*Record set:*
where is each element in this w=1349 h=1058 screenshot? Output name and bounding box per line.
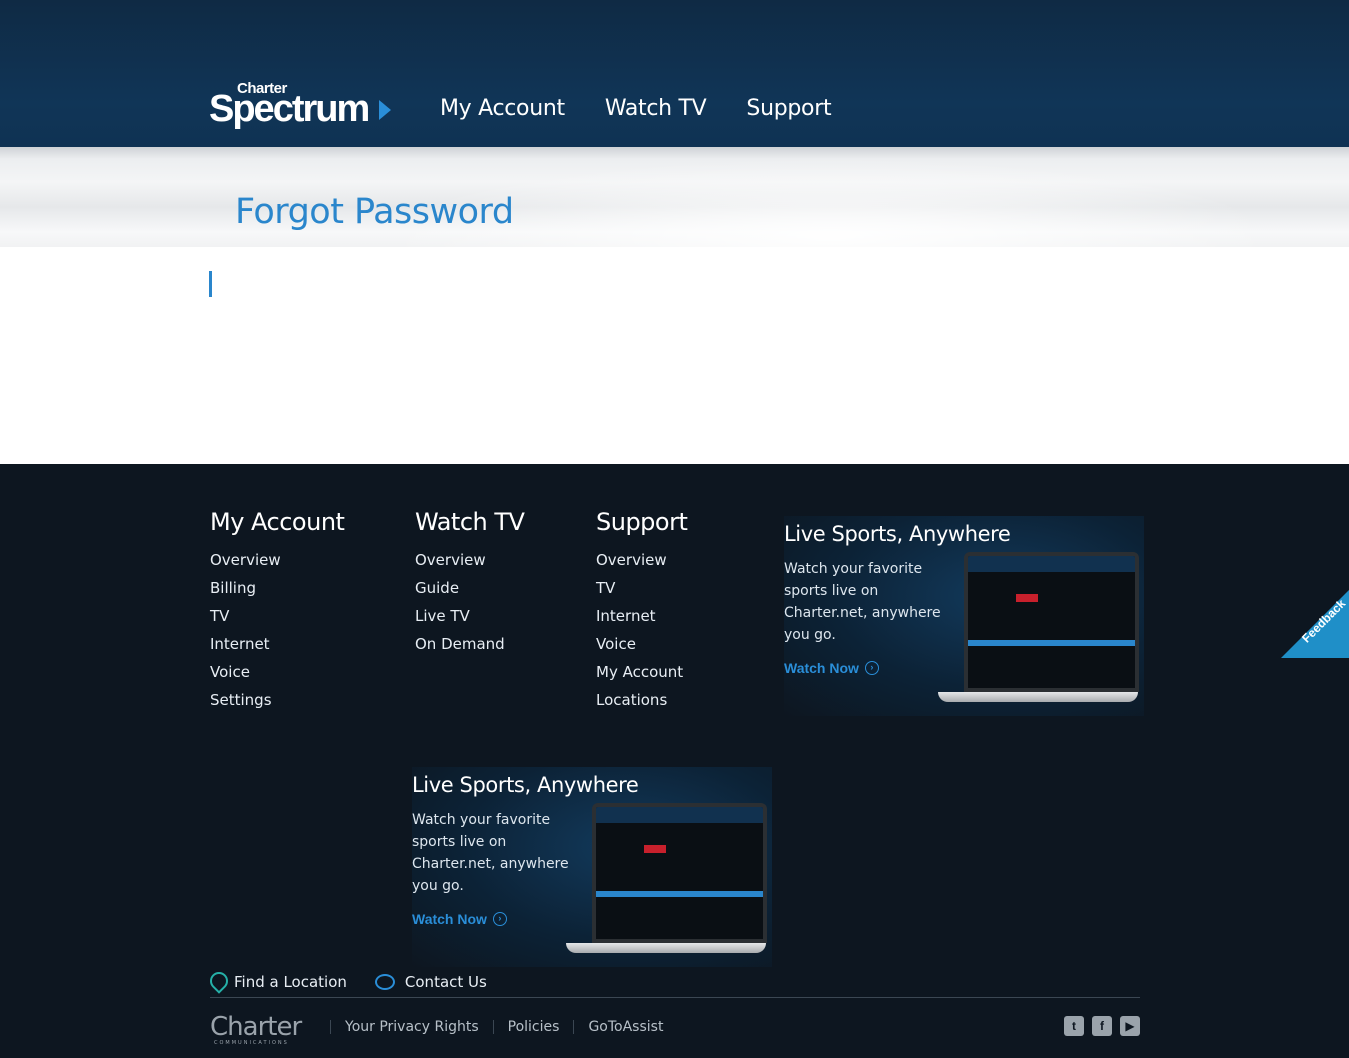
- watch-now-label: Watch Now: [412, 911, 487, 927]
- footer-heading: My Account: [210, 508, 345, 536]
- main-content: [0, 247, 1349, 464]
- main-nav: My Account Watch TV Support: [440, 96, 832, 121]
- footer-col-support: Support Overview TV Internet Voice My Ac…: [596, 508, 688, 714]
- legal-links: Your Privacy Rights Policies GoToAssist: [330, 1019, 663, 1035]
- separator: [573, 1020, 575, 1034]
- footer-link[interactable]: Overview: [596, 546, 687, 574]
- laptop-image: [938, 552, 1139, 702]
- youtube-icon[interactable]: ▶: [1120, 1016, 1140, 1036]
- facebook-icon[interactable]: f: [1092, 1016, 1112, 1036]
- footer-link[interactable]: TV: [210, 602, 344, 630]
- footer-heading: Support: [596, 508, 688, 536]
- chat-bubble-icon: [374, 974, 395, 990]
- nav-support[interactable]: Support: [746, 96, 831, 121]
- contact-us-label: Contact Us: [404, 973, 487, 991]
- promo-live-sports: Live Sports, Anywhere Watch your favorit…: [412, 767, 772, 967]
- watch-now-link[interactable]: Watch Now ›: [784, 660, 879, 676]
- footer-link[interactable]: Internet: [210, 630, 344, 658]
- contact-us-link[interactable]: Contact Us: [374, 973, 487, 991]
- footer-heading: Watch TV: [415, 508, 525, 536]
- nav-my-account[interactable]: My Account: [440, 96, 565, 121]
- separator: [492, 1020, 494, 1034]
- decorative-swirl: [380, 157, 1280, 247]
- privacy-rights-link[interactable]: Your Privacy Rights: [345, 1019, 479, 1035]
- charter-logo[interactable]: Charter COMMUNICATIONS: [210, 1012, 330, 1046]
- footer-link[interactable]: Settings: [210, 686, 344, 714]
- promo-title: Live Sports, Anywhere: [784, 522, 1011, 546]
- promo-body: Watch your favorite sports live on Chart…: [412, 812, 569, 894]
- footer-link[interactable]: On Demand: [415, 630, 524, 658]
- footer-link[interactable]: Voice: [596, 630, 687, 658]
- footer-col-my-account: My Account Overview Billing TV Internet …: [210, 508, 345, 714]
- footer-link[interactable]: Live TV: [415, 602, 524, 630]
- feedback-tab[interactable]: Feedback: [1281, 590, 1349, 658]
- chevron-right-icon: ›: [492, 912, 507, 926]
- footer-link[interactable]: Overview: [210, 546, 344, 574]
- footer-link[interactable]: TV: [596, 574, 687, 602]
- site-header: Charter Spectrum My Account Watch TV Sup…: [0, 0, 1349, 147]
- location-pin-icon: [210, 972, 224, 992]
- spectrum-logo[interactable]: Charter Spectrum: [209, 80, 394, 132]
- laptop-image: [566, 803, 767, 953]
- page-title-band: Forgot Password: [0, 147, 1349, 247]
- footer-col-watch-tv: Watch TV Overview Guide Live TV On Deman…: [415, 508, 525, 658]
- chevron-right-icon: ›: [864, 661, 879, 675]
- footer-link[interactable]: Overview: [415, 546, 524, 574]
- footer-link[interactable]: Internet: [596, 602, 687, 630]
- logo-spectrum-text: Spectrum: [209, 88, 370, 130]
- charter-logo-tagline: COMMUNICATIONS: [214, 1040, 289, 1046]
- promo-live-sports: Live Sports, Anywhere Watch your favorit…: [784, 516, 1144, 716]
- gotoassist-link[interactable]: GoToAssist: [588, 1019, 663, 1035]
- logo-arrow-icon: [379, 100, 391, 120]
- nav-watch-tv[interactable]: Watch TV: [605, 96, 707, 121]
- page-title: Forgot Password: [235, 192, 514, 232]
- footer-link[interactable]: Guide: [415, 574, 524, 602]
- social-links: t f ▶: [1064, 1016, 1140, 1036]
- watch-now-label: Watch Now: [784, 660, 859, 676]
- footer-link[interactable]: Voice: [210, 658, 344, 686]
- policies-link[interactable]: Policies: [508, 1019, 560, 1035]
- find-location-label: Find a Location: [234, 973, 347, 991]
- loading-indicator: [209, 271, 212, 297]
- site-footer: My Account Overview Billing TV Internet …: [0, 464, 1349, 1058]
- twitter-icon[interactable]: t: [1064, 1016, 1084, 1036]
- promo-title: Live Sports, Anywhere: [412, 773, 639, 797]
- footer-link[interactable]: Locations: [596, 686, 687, 714]
- footer-quick-links: Find a Location Contact Us: [210, 972, 487, 992]
- footer-link[interactable]: Billing: [210, 574, 344, 602]
- footer-link[interactable]: My Account: [596, 658, 687, 686]
- footer-bottom: Charter COMMUNICATIONS Your Privacy Righ…: [210, 1012, 1140, 1046]
- find-location-link[interactable]: Find a Location: [210, 972, 347, 992]
- charter-logo-text: Charter: [210, 1012, 302, 1042]
- promo-body: Watch your favorite sports live on Chart…: [784, 561, 941, 643]
- separator: [330, 1020, 331, 1034]
- watch-now-link[interactable]: Watch Now ›: [412, 911, 507, 927]
- footer-divider: [210, 997, 1140, 998]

*Stated problem:* Copy every row above word for word, leaving out the pictures.

*Problem solution:*
where is each element in this w=1349 h=1058 screenshot? Output name and bounding box per line.
- watch-now-label: Watch Now: [412, 911, 487, 927]
- footer-heading: My Account: [210, 508, 345, 536]
- main-content: [0, 247, 1349, 464]
- main-nav: My Account Watch TV Support: [440, 96, 832, 121]
- footer-col-support: Support Overview TV Internet Voice My Ac…: [596, 508, 688, 714]
- legal-links: Your Privacy Rights Policies GoToAssist: [330, 1019, 663, 1035]
- separator: [573, 1020, 575, 1034]
- footer-link[interactable]: Overview: [596, 546, 687, 574]
- laptop-image: [938, 552, 1139, 702]
- youtube-icon[interactable]: ▶: [1120, 1016, 1140, 1036]
- facebook-icon[interactable]: f: [1092, 1016, 1112, 1036]
- footer-link[interactable]: TV: [210, 602, 344, 630]
- footer-heading: Support: [596, 508, 688, 536]
- chat-bubble-icon: [374, 974, 395, 990]
- nav-support[interactable]: Support: [746, 96, 831, 121]
- contact-us-label: Contact Us: [404, 973, 487, 991]
- promo-live-sports: Live Sports, Anywhere Watch your favorit…: [412, 767, 772, 967]
- watch-now-link[interactable]: Watch Now ›: [784, 660, 879, 676]
- footer-link[interactable]: Internet: [210, 630, 344, 658]
- contact-us-link[interactable]: Contact Us: [374, 973, 487, 991]
- footer-heading: Watch TV: [415, 508, 525, 536]
- nav-my-account[interactable]: My Account: [440, 96, 565, 121]
- separator: [492, 1020, 494, 1034]
- decorative-swirl: [380, 157, 1280, 247]
- privacy-rights-link[interactable]: Your Privacy Rights: [345, 1019, 479, 1035]
- charter-logo[interactable]: Charter COMMUNICATIONS: [210, 1012, 330, 1046]
- footer-link[interactable]: Settings: [210, 686, 344, 714]
- promo-title: Live Sports, Anywhere: [784, 522, 1011, 546]
- promo-body: Watch your favorite sports live on Chart…: [412, 812, 569, 894]
- footer-link[interactable]: On Demand: [415, 630, 524, 658]
- footer-link[interactable]: Voice: [596, 630, 687, 658]
- footer-col-my-account: My Account Overview Billing TV Internet …: [210, 508, 345, 714]
- footer-link[interactable]: Live TV: [415, 602, 524, 630]
- feedback-tab[interactable]: Feedback: [1281, 590, 1349, 658]
- chevron-right-icon: ›: [492, 912, 507, 926]
- footer-link[interactable]: Overview: [210, 546, 344, 574]
- footer-link[interactable]: TV: [596, 574, 687, 602]
- site-header: Charter Spectrum My Account Watch TV Sup…: [0, 0, 1349, 147]
- location-pin-icon: [210, 972, 224, 992]
- spectrum-logo[interactable]: Charter Spectrum: [209, 80, 394, 132]
- laptop-image: [566, 803, 767, 953]
- page-title-band: Forgot Password: [0, 147, 1349, 247]
- footer-col-watch-tv: Watch TV Overview Guide Live TV On Deman…: [415, 508, 525, 658]
- chevron-right-icon: ›: [864, 661, 879, 675]
- footer-link[interactable]: Overview: [415, 546, 524, 574]
- footer-link[interactable]: Internet: [596, 602, 687, 630]
- logo-spectrum-text: Spectrum: [209, 88, 370, 130]
- charter-logo-tagline: COMMUNICATIONS: [214, 1040, 289, 1046]
- promo-live-sports: Live Sports, Anywhere Watch your favorit…: [784, 516, 1144, 716]
- gotoassist-link[interactable]: GoToAssist: [588, 1019, 663, 1035]
- logo-arrow-icon: [379, 100, 391, 120]
- nav-watch-tv[interactable]: Watch TV: [605, 96, 707, 121]
- page-title: Forgot Password: [235, 192, 514, 232]
- footer-link[interactable]: Guide: [415, 574, 524, 602]
- social-links: t f ▶: [1064, 1016, 1140, 1036]
- watch-now-label: Watch Now: [784, 660, 859, 676]
- footer-link[interactable]: Voice: [210, 658, 344, 686]
- policies-link[interactable]: Policies: [508, 1019, 560, 1035]
- find-location-label: Find a Location: [234, 973, 347, 991]
- loading-indicator: [209, 271, 212, 297]
- site-footer: My Account Overview Billing TV Internet …: [0, 464, 1349, 1058]
- twitter-icon[interactable]: t: [1064, 1016, 1084, 1036]
- promo-title: Live Sports, Anywhere: [412, 773, 639, 797]
- footer-link[interactable]: Locations: [596, 686, 687, 714]
- footer-quick-links: Find a Location Contact Us: [210, 972, 487, 992]
- footer-link[interactable]: Billing: [210, 574, 344, 602]
- footer-link[interactable]: My Account: [596, 658, 687, 686]
- footer-bottom: Charter COMMUNICATIONS Your Privacy Righ…: [210, 1012, 1140, 1046]
- find-location-link[interactable]: Find a Location: [210, 972, 347, 992]
- charter-logo-text: Charter: [210, 1012, 302, 1042]
- promo-body: Watch your favorite sports live on Chart…: [784, 561, 941, 643]
- separator: [330, 1020, 331, 1034]
- watch-now-link[interactable]: Watch Now ›: [412, 911, 507, 927]
- footer-divider: [210, 997, 1140, 998]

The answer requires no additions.